# Extracted entries
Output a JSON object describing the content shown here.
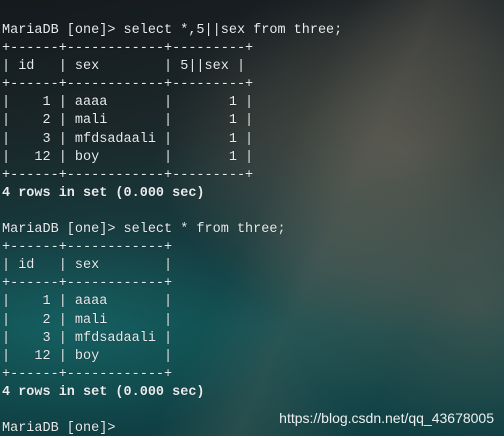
{
  "terminal": {
    "lines": [
      "MariaDB [one]> select *,5||sex from three;",
      "+------+------------+---------+",
      "| id   | sex        | 5||sex |",
      "+------+------------+---------+",
      "|    1 | aaaa       |       1 |",
      "|    2 | mali       |       1 |",
      "|    3 | mfdsadaali |       1 |",
      "|   12 | boy        |       1 |",
      "+------+------------+---------+",
      "4 rows in set (0.000 sec)",
      "",
      "MariaDB [one]> select * from three;",
      "+------+------------+",
      "| id   | sex        |",
      "+------+------------+",
      "|    1 | aaaa       |",
      "|    2 | mali       |",
      "|    3 | mfdsadaali |",
      "|   12 | boy        |",
      "+------+------------+",
      "4 rows in set (0.000 sec)",
      "",
      "MariaDB [one]> "
    ]
  },
  "watermark": "https://blog.csdn.net/qq_43678005"
}
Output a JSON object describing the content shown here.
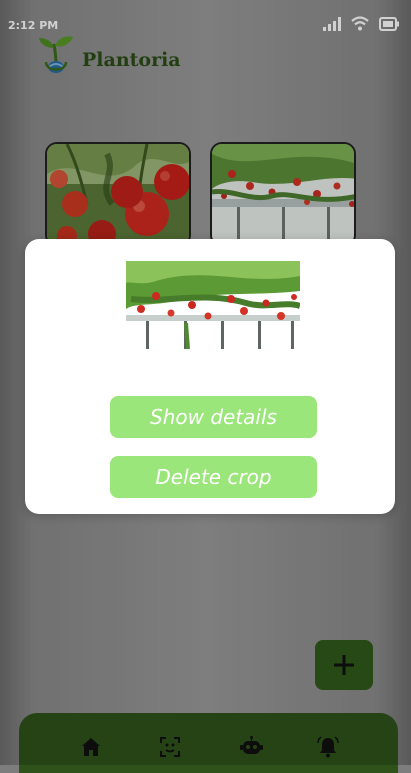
{
  "status_bar": {
    "time": "2:12 PM"
  },
  "app": {
    "name": "Plantoria"
  },
  "crops": [
    {
      "name": "tomato",
      "image": "tomato-plant-image"
    },
    {
      "name": "strawberry",
      "image": "strawberry-greenhouse-image"
    }
  ],
  "modal": {
    "image": "strawberry-greenhouse-image",
    "show_details_label": "Show details",
    "delete_crop_label": "Delete crop"
  },
  "fab": {
    "icon": "plus-icon"
  },
  "bottom_nav": {
    "items": [
      {
        "icon": "home-icon"
      },
      {
        "icon": "scan-face-icon"
      },
      {
        "icon": "robot-icon"
      },
      {
        "icon": "bell-icon"
      }
    ]
  },
  "colors": {
    "brand_dark_green": "#2e5219",
    "button_green": "#9be67a",
    "logo_text": "#2b4e16"
  }
}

# What is needed
Show every line in the entries where the string "from" occurs.

# Complete output
      "MariaDB [one]> select *,5||sex from three;",
      "MariaDB [one]> select * from three;",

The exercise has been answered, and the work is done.